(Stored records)
________________

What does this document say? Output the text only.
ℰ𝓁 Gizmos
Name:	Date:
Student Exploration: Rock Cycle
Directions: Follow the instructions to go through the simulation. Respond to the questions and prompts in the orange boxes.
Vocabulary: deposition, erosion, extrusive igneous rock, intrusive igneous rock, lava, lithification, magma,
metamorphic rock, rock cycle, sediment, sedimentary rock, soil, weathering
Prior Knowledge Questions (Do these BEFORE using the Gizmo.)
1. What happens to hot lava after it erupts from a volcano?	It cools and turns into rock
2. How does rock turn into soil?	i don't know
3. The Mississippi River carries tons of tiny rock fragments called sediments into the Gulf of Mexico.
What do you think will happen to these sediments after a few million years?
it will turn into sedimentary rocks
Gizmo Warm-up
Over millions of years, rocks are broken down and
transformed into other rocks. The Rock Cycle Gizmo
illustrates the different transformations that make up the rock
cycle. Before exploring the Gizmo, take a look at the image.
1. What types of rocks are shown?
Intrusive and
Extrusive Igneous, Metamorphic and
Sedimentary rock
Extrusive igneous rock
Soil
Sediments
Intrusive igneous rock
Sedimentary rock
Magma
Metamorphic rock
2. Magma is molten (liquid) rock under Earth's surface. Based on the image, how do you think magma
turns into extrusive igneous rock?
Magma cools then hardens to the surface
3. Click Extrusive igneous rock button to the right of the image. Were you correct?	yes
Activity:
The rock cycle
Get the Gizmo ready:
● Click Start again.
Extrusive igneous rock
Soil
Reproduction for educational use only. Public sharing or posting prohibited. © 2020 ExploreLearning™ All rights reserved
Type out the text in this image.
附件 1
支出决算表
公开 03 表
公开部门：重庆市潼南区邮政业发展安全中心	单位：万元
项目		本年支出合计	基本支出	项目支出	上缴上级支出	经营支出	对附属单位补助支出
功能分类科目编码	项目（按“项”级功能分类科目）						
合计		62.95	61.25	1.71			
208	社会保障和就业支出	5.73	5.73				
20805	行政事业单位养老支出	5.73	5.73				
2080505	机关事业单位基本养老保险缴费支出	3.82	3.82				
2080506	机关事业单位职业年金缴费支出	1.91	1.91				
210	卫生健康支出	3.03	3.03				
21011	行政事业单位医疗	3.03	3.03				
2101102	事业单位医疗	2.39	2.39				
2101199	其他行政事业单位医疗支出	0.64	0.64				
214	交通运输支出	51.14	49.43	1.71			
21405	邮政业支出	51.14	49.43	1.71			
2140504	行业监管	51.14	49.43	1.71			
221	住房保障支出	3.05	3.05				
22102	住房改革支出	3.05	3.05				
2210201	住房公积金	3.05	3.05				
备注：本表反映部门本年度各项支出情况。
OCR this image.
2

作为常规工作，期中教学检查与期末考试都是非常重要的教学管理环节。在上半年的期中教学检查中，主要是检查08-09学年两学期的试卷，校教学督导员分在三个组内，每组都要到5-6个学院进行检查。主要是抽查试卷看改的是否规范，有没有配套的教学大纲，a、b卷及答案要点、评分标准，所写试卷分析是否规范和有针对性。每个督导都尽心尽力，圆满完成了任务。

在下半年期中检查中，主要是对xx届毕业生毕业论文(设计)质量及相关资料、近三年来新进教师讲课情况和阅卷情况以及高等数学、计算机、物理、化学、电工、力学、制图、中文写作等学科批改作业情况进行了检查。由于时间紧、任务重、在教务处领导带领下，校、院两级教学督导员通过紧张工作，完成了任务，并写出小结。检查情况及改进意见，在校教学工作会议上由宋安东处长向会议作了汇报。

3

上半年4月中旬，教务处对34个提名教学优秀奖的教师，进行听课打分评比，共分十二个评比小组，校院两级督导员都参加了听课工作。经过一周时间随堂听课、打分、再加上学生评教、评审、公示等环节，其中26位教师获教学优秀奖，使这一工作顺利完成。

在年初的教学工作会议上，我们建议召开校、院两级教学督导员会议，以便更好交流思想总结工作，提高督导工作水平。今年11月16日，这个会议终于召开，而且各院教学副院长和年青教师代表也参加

________________

● Goal: Print the whole listing exactly as it is.

● Solved problem:
What does this document say? Output the text only.
ℰ𝓁 Gizmos
Name:	Date:
Student Exploration: Rock Cycle
Directions: Follow the instructions to go through the simulation. Respond to the questions and prompts in the orange boxes.
Vocabulary: deposition, erosion, extrusive igneous rock, intrusive igneous rock, lava, lithification, magma,
metamorphic rock, rock cycle, sediment, sedimentary rock, soil, weathering
Prior Knowledge Questions (Do these BEFORE using the Gizmo.)
1. What happens to hot lava after it erupts from a volcano?	It cools and turns into rock
2. How does rock turn into soil?	i don't know
3. The Mississippi River carries tons of tiny rock fragments called sediments into the Gulf of Mexico.
What do you think will happen to these sediments after a few million years?
it will turn into sedimentary rocks
Gizmo Warm-up
Over millions of years, rocks are broken down and
transformed into other rocks. The Rock Cycle Gizmo
illustrates the different transformations that make up the rock
cycle. Before exploring the Gizmo, take a look at the image.
1. What types of rocks are shown?
Intrusive and
Extrusive Igneous, Metamorphic and
Sedimentary rock
Extrusive igneous rock
Soil
Sediments
Intrusive igneous rock
Sedimentary rock
Magma
Metamorphic rock
2. Magma is molten (liquid) rock under Earth's surface. Based on the image, how do you think magma
turns into extrusive igneous rock?
Magma cools then hardens to the surface
3. Click Extrusive igneous rock button to the right of the image. Were you correct?	yes
Activity:
The rock cycle
Get the Gizmo ready:
● Click Start again.
Extrusive igneous rock
Soil
Reproduction for educational use only. Public sharing or posting prohibited. © 2020 ExploreLearning™ All rights reserved
Type out the text in this image.
附件 1
支出决算表
公开 03 表
公开部门：重庆市潼南区邮政业发展安全中心	单位：万元
项目		本年支出合计	基本支出	项目支出	上缴上级支出	经营支出	对附属单位补助支出
功能分类科目编码	项目（按“项”级功能分类科目）						
合计		62.95	61.25	1.71			
208	社会保障和就业支出	5.73	5.73				
20805	行政事业单位养老支出	5.73	5.73				
2080505	机关事业单位基本养老保险缴费支出	3.82	3.82				
2080506	机关事业单位职业年金缴费支出	1.91	1.91				
210	卫生健康支出	3.03	3.03				
21011	行政事业单位医疗	3.03	3.03				
2101102	事业单位医疗	2.39	2.39				
2101199	其他行政事业单位医疗支出	0.64	0.64				
214	交通运输支出	51.14	49.43	1.71			
21405	邮政业支出	51.14	49.43	1.71			
2140504	行业监管	51.14	49.43	1.71			
221	住房保障支出	3.05	3.05				
22102	住房改革支出	3.05	3.05				
2210201	住房公积金	3.05	3.05				
备注：本表反映部门本年度各项支出情况。
OCR this image.
2

作为常规工作，期中教学检查与期末考试都是非常重要的教学管理环节。在上半年的期中教学检查中，主要是检查08-09学年两学期的试卷，校教学督导员分在三个组内，每组都要到5-6个学院进行检查。主要是抽查试卷看改的是否规范，有没有配套的教学大纲，a、b卷及答案要点、评分标准，所写试卷分析是否规范和有针对性。每个督导都尽心尽力，圆满完成了任务。

在下半年期中检查中，主要是对xx届毕业生毕业论文(设计)质量及相关资料、近三年来新进教师讲课情况和阅卷情况以及高等数学、计算机、物理、化学、电工、力学、制图、中文写作等学科批改作业情况进行了检查。由于时间紧、任务重、在教务处领导带领下，校、院两级教学督导员通过紧张工作，完成了任务，并写出小结。检查情况及改进意见，在校教学工作会议上由宋安东处长向会议作了汇报。

3

上半年4月中旬，教务处对34个提名教学优秀奖的教师，进行听课打分评比，共分十二个评比小组，校院两级督导员都参加了听课工作。经过一周时间随堂听课、打分、再加上学生评教、评审、公示等环节，其中26位教师获教学优秀奖，使这一工作顺利完成。

在年初的教学工作会议上，我们建议召开校、院两级教学督导员会议，以便更好交流思想总结工作，提高督导工作水平。今年11月16日，这个会议终于召开，而且各院教学副院长和年青教师代表也参加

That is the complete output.